▶ [What is required]
Copy all lines holding the word "とちらか" from the entries.

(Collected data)
★ ★ ★ ★

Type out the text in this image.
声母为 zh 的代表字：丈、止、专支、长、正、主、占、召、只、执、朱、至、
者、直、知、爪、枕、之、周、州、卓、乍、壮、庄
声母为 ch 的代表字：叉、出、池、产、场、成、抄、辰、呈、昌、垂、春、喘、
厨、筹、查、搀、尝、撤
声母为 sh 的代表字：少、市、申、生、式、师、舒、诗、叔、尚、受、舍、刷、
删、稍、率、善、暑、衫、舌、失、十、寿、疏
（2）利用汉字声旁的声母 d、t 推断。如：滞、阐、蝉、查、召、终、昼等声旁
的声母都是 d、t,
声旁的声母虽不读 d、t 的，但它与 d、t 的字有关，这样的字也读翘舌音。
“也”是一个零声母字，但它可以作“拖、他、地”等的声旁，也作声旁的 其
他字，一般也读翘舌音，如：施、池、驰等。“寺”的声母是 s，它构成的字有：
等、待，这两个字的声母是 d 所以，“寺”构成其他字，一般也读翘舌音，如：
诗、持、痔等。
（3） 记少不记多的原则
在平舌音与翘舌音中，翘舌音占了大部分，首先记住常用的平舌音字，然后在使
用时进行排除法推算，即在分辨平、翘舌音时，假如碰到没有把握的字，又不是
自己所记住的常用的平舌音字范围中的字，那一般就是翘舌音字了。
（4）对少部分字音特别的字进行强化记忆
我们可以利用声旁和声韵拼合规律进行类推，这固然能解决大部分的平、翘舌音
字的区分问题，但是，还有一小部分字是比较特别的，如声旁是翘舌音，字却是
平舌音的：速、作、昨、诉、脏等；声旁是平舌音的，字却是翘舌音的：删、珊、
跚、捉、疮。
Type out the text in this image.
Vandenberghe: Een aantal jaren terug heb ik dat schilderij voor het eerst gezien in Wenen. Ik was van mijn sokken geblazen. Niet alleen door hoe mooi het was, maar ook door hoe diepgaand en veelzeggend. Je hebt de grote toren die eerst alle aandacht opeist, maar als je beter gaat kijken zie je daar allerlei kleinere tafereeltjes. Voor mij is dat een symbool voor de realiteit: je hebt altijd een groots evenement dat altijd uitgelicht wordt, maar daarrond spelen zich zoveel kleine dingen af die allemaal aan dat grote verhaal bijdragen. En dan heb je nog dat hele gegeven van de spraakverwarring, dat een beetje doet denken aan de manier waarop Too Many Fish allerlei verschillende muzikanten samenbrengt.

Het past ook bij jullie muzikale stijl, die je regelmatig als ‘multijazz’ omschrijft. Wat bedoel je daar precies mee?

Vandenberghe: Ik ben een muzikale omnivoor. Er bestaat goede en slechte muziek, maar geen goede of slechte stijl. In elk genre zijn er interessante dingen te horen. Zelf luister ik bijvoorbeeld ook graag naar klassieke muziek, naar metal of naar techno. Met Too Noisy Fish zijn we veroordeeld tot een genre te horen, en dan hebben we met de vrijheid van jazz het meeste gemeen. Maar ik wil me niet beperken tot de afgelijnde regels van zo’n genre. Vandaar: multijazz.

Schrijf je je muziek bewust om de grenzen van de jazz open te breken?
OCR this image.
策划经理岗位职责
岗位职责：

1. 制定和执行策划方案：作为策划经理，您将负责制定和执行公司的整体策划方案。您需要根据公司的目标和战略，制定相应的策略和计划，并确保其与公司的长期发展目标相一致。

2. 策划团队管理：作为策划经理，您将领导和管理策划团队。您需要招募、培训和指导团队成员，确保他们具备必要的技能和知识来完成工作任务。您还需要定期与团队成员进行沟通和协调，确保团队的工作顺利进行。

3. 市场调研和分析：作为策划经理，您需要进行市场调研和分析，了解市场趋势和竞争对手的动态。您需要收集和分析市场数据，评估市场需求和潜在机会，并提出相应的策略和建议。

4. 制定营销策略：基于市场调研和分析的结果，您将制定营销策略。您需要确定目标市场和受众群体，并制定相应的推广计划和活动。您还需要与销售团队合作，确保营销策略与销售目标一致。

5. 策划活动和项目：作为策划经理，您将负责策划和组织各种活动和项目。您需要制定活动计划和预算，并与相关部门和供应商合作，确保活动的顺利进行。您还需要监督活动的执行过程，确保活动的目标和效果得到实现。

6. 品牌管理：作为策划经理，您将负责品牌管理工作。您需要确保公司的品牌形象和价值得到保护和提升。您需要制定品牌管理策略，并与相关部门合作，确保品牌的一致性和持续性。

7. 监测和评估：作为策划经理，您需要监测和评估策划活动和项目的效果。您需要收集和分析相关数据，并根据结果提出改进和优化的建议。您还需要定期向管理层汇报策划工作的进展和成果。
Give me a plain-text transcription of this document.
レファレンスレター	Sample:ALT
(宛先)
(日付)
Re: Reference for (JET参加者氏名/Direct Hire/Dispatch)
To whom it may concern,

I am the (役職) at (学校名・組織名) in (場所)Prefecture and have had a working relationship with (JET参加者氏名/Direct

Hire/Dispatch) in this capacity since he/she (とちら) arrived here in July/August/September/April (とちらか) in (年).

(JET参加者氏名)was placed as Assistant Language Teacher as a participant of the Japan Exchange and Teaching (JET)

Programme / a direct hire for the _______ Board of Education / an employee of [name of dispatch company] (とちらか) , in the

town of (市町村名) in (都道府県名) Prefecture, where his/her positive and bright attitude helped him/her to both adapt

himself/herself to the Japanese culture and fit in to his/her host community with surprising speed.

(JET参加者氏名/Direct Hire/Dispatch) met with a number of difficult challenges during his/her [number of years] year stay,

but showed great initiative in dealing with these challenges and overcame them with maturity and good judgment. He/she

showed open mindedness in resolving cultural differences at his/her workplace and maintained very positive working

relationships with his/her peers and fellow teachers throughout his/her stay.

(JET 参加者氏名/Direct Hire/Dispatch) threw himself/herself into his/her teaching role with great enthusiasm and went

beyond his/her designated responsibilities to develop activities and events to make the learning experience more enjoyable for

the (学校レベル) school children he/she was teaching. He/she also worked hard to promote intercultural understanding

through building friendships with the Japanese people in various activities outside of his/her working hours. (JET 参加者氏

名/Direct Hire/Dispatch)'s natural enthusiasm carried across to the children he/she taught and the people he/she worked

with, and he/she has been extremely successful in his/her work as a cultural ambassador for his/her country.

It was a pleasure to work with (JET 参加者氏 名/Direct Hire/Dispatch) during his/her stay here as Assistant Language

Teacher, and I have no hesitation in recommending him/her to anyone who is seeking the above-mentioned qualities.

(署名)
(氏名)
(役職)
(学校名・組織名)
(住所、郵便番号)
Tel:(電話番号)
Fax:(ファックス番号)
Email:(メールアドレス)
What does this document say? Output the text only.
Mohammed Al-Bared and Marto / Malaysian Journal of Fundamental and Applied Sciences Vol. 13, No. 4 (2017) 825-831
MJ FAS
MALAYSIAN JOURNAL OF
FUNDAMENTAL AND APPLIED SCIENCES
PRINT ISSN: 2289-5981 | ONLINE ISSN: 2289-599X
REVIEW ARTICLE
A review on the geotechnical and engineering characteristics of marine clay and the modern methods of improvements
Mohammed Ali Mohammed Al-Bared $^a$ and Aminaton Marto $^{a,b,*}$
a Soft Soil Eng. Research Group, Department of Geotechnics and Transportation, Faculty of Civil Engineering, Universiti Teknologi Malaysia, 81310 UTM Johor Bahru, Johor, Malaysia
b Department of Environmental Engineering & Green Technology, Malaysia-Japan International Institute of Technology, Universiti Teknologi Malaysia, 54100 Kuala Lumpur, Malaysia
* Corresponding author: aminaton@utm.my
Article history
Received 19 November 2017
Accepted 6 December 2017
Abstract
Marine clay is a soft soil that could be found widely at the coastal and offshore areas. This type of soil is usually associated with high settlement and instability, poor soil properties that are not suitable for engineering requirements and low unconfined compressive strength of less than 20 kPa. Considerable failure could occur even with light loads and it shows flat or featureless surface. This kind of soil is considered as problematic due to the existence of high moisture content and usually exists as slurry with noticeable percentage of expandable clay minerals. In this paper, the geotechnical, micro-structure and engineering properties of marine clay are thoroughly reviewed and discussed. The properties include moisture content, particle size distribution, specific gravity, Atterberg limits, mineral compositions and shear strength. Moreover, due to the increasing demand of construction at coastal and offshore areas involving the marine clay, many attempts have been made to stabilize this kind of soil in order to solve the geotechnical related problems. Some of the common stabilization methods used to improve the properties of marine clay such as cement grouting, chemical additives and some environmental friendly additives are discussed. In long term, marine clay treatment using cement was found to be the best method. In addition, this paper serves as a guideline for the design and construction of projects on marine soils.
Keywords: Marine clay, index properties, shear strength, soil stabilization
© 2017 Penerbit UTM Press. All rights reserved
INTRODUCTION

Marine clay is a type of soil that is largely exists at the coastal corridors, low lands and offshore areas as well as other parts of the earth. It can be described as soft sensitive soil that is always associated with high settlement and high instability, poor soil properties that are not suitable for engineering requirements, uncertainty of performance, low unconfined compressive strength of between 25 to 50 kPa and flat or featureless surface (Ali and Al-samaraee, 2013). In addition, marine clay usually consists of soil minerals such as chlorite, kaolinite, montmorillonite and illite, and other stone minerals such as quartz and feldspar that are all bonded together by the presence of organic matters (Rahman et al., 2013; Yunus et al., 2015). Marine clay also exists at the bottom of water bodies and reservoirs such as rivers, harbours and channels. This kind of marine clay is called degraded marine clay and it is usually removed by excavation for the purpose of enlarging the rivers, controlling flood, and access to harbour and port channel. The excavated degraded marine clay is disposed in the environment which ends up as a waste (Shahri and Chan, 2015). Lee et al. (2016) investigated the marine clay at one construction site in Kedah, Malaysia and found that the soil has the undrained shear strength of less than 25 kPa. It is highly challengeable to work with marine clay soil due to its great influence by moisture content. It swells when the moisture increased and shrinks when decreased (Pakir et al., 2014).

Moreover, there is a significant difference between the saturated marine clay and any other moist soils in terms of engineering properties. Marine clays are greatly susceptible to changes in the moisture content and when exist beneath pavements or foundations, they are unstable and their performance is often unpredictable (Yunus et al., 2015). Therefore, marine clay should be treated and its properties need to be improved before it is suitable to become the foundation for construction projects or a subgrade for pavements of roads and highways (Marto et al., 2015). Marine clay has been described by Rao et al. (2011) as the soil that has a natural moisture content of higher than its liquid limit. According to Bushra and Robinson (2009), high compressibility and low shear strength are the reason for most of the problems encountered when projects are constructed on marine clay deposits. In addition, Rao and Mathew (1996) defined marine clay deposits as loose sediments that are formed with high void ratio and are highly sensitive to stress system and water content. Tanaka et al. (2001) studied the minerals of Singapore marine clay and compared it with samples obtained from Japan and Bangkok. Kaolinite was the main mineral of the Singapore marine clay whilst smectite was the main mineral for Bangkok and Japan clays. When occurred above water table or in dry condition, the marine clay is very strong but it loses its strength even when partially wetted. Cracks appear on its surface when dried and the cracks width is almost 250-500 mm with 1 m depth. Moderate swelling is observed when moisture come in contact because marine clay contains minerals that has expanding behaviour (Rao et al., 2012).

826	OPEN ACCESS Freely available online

★ ★ ★ ★

▶ [Response to the task]
Hire/Dispatch) in this capacity since he/she (とちら) arrived here in July/August/September/April (とちらか) in (年).
Programme / a direct hire for the _______ Board of Education / an employee of [name of dispatch company] (とちらか) , in the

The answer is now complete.